◆ **DESCRIPTION OF THE TASK**
Copy out the data below verbatim.

↓↓↓

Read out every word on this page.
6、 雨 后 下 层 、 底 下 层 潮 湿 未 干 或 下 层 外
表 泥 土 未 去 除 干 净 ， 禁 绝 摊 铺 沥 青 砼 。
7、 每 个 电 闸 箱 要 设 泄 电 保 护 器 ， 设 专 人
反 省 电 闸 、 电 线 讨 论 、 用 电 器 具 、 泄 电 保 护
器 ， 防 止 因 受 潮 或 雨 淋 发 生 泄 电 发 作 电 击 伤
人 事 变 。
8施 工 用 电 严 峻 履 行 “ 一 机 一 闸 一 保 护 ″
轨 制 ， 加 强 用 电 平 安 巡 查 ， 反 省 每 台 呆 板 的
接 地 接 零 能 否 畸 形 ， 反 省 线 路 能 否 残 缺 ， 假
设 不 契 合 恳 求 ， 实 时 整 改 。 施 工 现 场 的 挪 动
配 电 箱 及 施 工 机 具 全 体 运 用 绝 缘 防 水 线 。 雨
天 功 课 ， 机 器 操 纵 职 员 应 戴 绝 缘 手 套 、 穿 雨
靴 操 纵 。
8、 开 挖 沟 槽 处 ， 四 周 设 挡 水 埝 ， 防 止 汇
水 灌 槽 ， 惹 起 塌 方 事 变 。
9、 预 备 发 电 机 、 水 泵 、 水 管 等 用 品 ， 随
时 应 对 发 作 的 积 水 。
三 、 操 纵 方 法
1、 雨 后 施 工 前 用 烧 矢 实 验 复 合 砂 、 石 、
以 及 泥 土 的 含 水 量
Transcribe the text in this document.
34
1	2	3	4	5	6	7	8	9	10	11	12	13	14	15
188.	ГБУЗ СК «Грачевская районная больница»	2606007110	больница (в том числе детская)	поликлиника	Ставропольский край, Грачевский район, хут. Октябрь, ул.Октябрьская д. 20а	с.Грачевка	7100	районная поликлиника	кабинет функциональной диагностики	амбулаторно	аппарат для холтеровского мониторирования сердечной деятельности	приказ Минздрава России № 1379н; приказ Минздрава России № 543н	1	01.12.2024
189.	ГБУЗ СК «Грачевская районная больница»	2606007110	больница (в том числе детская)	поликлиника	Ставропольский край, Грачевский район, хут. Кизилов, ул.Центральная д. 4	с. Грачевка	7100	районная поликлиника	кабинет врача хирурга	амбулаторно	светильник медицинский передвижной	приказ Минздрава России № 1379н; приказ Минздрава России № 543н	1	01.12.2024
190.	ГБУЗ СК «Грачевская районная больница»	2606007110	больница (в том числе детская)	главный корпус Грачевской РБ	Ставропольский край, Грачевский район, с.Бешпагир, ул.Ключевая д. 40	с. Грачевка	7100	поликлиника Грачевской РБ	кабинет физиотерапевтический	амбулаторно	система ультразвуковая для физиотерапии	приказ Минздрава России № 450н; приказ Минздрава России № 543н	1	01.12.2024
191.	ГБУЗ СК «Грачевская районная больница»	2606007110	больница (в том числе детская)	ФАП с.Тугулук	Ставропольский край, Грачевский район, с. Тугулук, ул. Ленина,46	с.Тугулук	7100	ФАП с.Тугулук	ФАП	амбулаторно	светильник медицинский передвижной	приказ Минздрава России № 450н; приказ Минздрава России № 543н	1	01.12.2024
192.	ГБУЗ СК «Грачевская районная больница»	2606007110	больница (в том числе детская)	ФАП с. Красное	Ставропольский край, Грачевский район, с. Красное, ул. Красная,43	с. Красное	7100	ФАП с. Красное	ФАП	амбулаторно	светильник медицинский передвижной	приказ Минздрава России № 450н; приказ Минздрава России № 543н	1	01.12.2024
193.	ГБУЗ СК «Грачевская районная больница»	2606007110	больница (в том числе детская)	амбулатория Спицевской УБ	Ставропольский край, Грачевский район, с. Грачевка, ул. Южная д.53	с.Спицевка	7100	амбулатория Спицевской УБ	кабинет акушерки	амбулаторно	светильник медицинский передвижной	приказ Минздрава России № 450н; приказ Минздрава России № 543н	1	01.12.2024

↑↑↑

◆ **EXPECTED OUTPUT**
Read out every word on this page.
6、 雨 后 下 层 、 底 下 层 潮 湿 未 干 或 下 层 外
表 泥 土 未 去 除 干 净 ， 禁 绝 摊 铺 沥 青 砼 。
7、 每 个 电 闸 箱 要 设 泄 电 保 护 器 ， 设 专 人
反 省 电 闸 、 电 线 讨 论 、 用 电 器 具 、 泄 电 保 护
器 ， 防 止 因 受 潮 或 雨 淋 发 生 泄 电 发 作 电 击 伤
人 事 变 。
8施 工 用 电 严 峻 履 行 “ 一 机 一 闸 一 保 护 ″
轨 制 ， 加 强 用 电 平 安 巡 查 ， 反 省 每 台 呆 板 的
接 地 接 零 能 否 畸 形 ， 反 省 线 路 能 否 残 缺 ， 假
设 不 契 合 恳 求 ， 实 时 整 改 。 施 工 现 场 的 挪 动
配 电 箱 及 施 工 机 具 全 体 运 用 绝 缘 防 水 线 。 雨
天 功 课 ， 机 器 操 纵 职 员 应 戴 绝 缘 手 套 、 穿 雨
靴 操 纵 。
8、 开 挖 沟 槽 处 ， 四 周 设 挡 水 埝 ， 防 止 汇
水 灌 槽 ， 惹 起 塌 方 事 变 。
9、 预 备 发 电 机 、 水 泵 、 水 管 等 用 品 ， 随
时 应 对 发 作 的 积 水 。
三 、 操 纵 方 法
1、 雨 后 施 工 前 用 烧 矢 实 验 复 合 砂 、 石 、
以 及 泥 土 的 含 水 量
Transcribe the text in this document.
34
1	2	3	4	5	6	7	8	9	10	11	12	13	14	15
188.	ГБУЗ СК «Грачевская районная больница»	2606007110	больница (в том числе детская)	поликлиника	Ставропольский край, Грачевский район, хут. Октябрь, ул.Октябрьская д. 20а	с.Грачевка	7100	районная поликлиника	кабинет функциональной диагностики	амбулаторно	аппарат для холтеровского мониторирования сердечной деятельности	приказ Минздрава России № 1379н; приказ Минздрава России № 543н	1	01.12.2024
189.	ГБУЗ СК «Грачевская районная больница»	2606007110	больница (в том числе детская)	поликлиника	Ставропольский край, Грачевский район, хут. Кизилов, ул.Центральная д. 4	с. Грачевка	7100	районная поликлиника	кабинет врача хирурга	амбулаторно	светильник медицинский передвижной	приказ Минздрава России № 1379н; приказ Минздрава России № 543н	1	01.12.2024
190.	ГБУЗ СК «Грачевская районная больница»	2606007110	больница (в том числе детская)	главный корпус Грачевской РБ	Ставропольский край, Грачевский район, с.Бешпагир, ул.Ключевая д. 40	с. Грачевка	7100	поликлиника Грачевской РБ	кабинет физиотерапевтический	амбулаторно	система ультразвуковая для физиотерапии	приказ Минздрава России № 450н; приказ Минздрава России № 543н	1	01.12.2024
191.	ГБУЗ СК «Грачевская районная больница»	2606007110	больница (в том числе детская)	ФАП с.Тугулук	Ставропольский край, Грачевский район, с. Тугулук, ул. Ленина,46	с.Тугулук	7100	ФАП с.Тугулук	ФАП	амбулаторно	светильник медицинский передвижной	приказ Минздрава России № 450н; приказ Минздрава России № 543н	1	01.12.2024
192.	ГБУЗ СК «Грачевская районная больница»	2606007110	больница (в том числе детская)	ФАП с. Красное	Ставропольский край, Грачевский район, с. Красное, ул. Красная,43	с. Красное	7100	ФАП с. Красное	ФАП	амбулаторно	светильник медицинский передвижной	приказ Минздрава России № 450н; приказ Минздрава России № 543н	1	01.12.2024
193.	ГБУЗ СК «Грачевская районная больница»	2606007110	больница (в том числе детская)	амбулатория Спицевской УБ	Ставропольский край, Грачевский район, с. Грачевка, ул. Южная д.53	с.Спицевка	7100	амбулатория Спицевской УБ	кабинет акушерки	амбулаторно	светильник медицинский передвижной	приказ Минздрава России № 450н; приказ Минздрава России № 543н	1	01.12.2024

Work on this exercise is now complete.